● Short task:
Repeat the entire listing exactly as written.

(Collection entries)
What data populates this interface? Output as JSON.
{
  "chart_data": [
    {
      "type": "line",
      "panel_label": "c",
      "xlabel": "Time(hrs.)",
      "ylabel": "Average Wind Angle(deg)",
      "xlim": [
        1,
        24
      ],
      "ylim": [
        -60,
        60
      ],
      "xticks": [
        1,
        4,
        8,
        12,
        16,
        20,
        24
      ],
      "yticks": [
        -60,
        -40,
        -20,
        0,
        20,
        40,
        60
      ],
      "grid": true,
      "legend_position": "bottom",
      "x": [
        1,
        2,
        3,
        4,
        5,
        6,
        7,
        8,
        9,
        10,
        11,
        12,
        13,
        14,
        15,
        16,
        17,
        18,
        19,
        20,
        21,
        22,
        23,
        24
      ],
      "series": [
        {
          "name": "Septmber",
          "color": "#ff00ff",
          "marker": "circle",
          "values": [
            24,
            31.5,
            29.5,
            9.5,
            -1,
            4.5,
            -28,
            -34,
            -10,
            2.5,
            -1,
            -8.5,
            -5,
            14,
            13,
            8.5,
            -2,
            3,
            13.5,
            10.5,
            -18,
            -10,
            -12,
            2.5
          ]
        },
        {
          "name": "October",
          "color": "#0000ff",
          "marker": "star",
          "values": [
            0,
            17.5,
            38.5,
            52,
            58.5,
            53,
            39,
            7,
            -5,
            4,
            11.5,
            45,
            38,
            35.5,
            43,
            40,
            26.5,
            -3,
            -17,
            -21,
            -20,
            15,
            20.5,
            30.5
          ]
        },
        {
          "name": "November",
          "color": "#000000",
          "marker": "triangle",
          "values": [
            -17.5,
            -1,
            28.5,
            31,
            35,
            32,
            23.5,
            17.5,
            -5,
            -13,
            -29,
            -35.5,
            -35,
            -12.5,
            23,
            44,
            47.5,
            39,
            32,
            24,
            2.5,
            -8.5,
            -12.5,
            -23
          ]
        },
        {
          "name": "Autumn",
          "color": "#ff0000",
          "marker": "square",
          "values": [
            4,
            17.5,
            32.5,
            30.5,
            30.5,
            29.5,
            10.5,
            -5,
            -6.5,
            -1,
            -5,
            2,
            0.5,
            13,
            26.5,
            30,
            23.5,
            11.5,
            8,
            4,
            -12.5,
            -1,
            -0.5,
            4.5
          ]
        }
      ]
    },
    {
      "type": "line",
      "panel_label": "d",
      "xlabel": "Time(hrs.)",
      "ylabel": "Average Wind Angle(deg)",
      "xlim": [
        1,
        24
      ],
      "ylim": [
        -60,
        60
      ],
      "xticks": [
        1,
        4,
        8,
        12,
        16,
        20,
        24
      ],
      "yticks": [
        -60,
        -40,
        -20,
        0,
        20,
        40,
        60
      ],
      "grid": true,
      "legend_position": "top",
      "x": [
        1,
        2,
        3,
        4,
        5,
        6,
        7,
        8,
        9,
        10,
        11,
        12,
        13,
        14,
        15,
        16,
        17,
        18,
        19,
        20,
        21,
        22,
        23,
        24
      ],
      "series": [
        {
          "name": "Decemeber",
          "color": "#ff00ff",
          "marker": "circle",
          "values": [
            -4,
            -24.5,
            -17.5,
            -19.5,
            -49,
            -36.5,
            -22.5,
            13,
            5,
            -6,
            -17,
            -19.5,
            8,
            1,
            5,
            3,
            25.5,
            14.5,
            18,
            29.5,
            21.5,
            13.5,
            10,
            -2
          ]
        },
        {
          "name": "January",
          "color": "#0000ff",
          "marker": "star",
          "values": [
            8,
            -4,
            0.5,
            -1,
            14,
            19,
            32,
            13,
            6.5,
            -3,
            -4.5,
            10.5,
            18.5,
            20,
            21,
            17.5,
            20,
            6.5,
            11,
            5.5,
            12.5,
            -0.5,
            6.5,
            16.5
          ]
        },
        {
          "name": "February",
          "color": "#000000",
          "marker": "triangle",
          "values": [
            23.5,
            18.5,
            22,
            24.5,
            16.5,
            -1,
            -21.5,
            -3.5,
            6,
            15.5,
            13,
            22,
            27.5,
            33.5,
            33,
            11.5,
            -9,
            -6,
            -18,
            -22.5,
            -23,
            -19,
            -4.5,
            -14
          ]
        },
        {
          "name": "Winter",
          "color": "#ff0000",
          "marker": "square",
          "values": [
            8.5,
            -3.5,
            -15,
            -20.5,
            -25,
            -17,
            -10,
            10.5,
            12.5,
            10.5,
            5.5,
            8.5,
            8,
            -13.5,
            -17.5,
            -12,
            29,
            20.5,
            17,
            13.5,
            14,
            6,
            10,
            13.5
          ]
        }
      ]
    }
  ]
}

● Written solution:
What data populates this interface? Output as JSON.
{
  "chart_data": [
    {
      "type": "line",
      "panel_label": "c",
      "xlabel": "Time(hrs.)",
      "ylabel": "Average Wind Angle(deg)",
      "xlim": [
        1,
        24
      ],
      "ylim": [
        -60,
        60
      ],
      "xticks": [
        1,
        4,
        8,
        12,
        16,
        20,
        24
      ],
      "yticks": [
        -60,
        -40,
        -20,
        0,
        20,
        40,
        60
      ],
      "grid": true,
      "legend_position": "bottom",
      "x": [
        1,
        2,
        3,
        4,
        5,
        6,
        7,
        8,
        9,
        10,
        11,
        12,
        13,
        14,
        15,
        16,
        17,
        18,
        19,
        20,
        21,
        22,
        23,
        24
      ],
      "series": [
        {
          "name": "Septmber",
          "color": "#ff00ff",
          "marker": "circle",
          "values": [
            24,
            31.5,
            29.5,
            9.5,
            -1,
            4.5,
            -28,
            -34,
            -10,
            2.5,
            -1,
            -8.5,
            -5,
            14,
            13,
            8.5,
            -2,
            3,
            13.5,
            10.5,
            -18,
            -10,
            -12,
            2.5
          ]
        },
        {
          "name": "October",
          "color": "#0000ff",
          "marker": "star",
          "values": [
            0,
            17.5,
            38.5,
            52,
            58.5,
            53,
            39,
            7,
            -5,
            4,
            11.5,
            45,
            38,
            35.5,
            43,
            40,
            26.5,
            -3,
            -17,
            -21,
            -20,
            15,
            20.5,
            30.5
          ]
        },
        {
          "name": "November",
          "color": "#000000",
          "marker": "triangle",
          "values": [
            -17.5,
            -1,
            28.5,
            31,
            35,
            32,
            23.5,
            17.5,
            -5,
            -13,
            -29,
            -35.5,
            -35,
            -12.5,
            23,
            44,
            47.5,
            39,
            32,
            24,
            2.5,
            -8.5,
            -12.5,
            -23
          ]
        },
        {
          "name": "Autumn",
          "color": "#ff0000",
          "marker": "square",
          "values": [
            4,
            17.5,
            32.5,
            30.5,
            30.5,
            29.5,
            10.5,
            -5,
            -6.5,
            -1,
            -5,
            2,
            0.5,
            13,
            26.5,
            30,
            23.5,
            11.5,
            8,
            4,
            -12.5,
            -1,
            -0.5,
            4.5
          ]
        }
      ]
    },
    {
      "type": "line",
      "panel_label": "d",
      "xlabel": "Time(hrs.)",
      "ylabel": "Average Wind Angle(deg)",
      "xlim": [
        1,
        24
      ],
      "ylim": [
        -60,
        60
      ],
      "xticks": [
        1,
        4,
        8,
        12,
        16,
        20,
        24
      ],
      "yticks": [
        -60,
        -40,
        -20,
        0,
        20,
        40,
        60
      ],
      "grid": true,
      "legend_position": "top",
      "x": [
        1,
        2,
        3,
        4,
        5,
        6,
        7,
        8,
        9,
        10,
        11,
        12,
        13,
        14,
        15,
        16,
        17,
        18,
        19,
        20,
        21,
        22,
        23,
        24
      ],
      "series": [
        {
          "name": "Decemeber",
          "color": "#ff00ff",
          "marker": "circle",
          "values": [
            -4,
            -24.5,
            -17.5,
            -19.5,
            -49,
            -36.5,
            -22.5,
            13,
            5,
            -6,
            -17,
            -19.5,
            8,
            1,
            5,
            3,
            25.5,
            14.5,
            18,
            29.5,
            21.5,
            13.5,
            10,
            -2
          ]
        },
        {
          "name": "January",
          "color": "#0000ff",
          "marker": "star",
          "values": [
            8,
            -4,
            0.5,
            -1,
            14,
            19,
            32,
            13,
            6.5,
            -3,
            -4.5,
            10.5,
            18.5,
            20,
            21,
            17.5,
            20,
            6.5,
            11,
            5.5,
            12.5,
            -0.5,
            6.5,
            16.5
          ]
        },
        {
          "name": "February",
          "color": "#000000",
          "marker": "triangle",
          "values": [
            23.5,
            18.5,
            22,
            24.5,
            16.5,
            -1,
            -21.5,
            -3.5,
            6,
            15.5,
            13,
            22,
            27.5,
            33.5,
            33,
            11.5,
            -9,
            -6,
            -18,
            -22.5,
            -23,
            -19,
            -4.5,
            -14
          ]
        },
        {
          "name": "Winter",
          "color": "#ff0000",
          "marker": "square",
          "values": [
            8.5,
            -3.5,
            -15,
            -20.5,
            -25,
            -17,
            -10,
            10.5,
            12.5,
            10.5,
            5.5,
            8.5,
            8,
            -13.5,
            -17.5,
            -12,
            29,
            20.5,
            17,
            13.5,
            14,
            6,
            10,
            13.5
          ]
        }
      ]
    }
  ]
}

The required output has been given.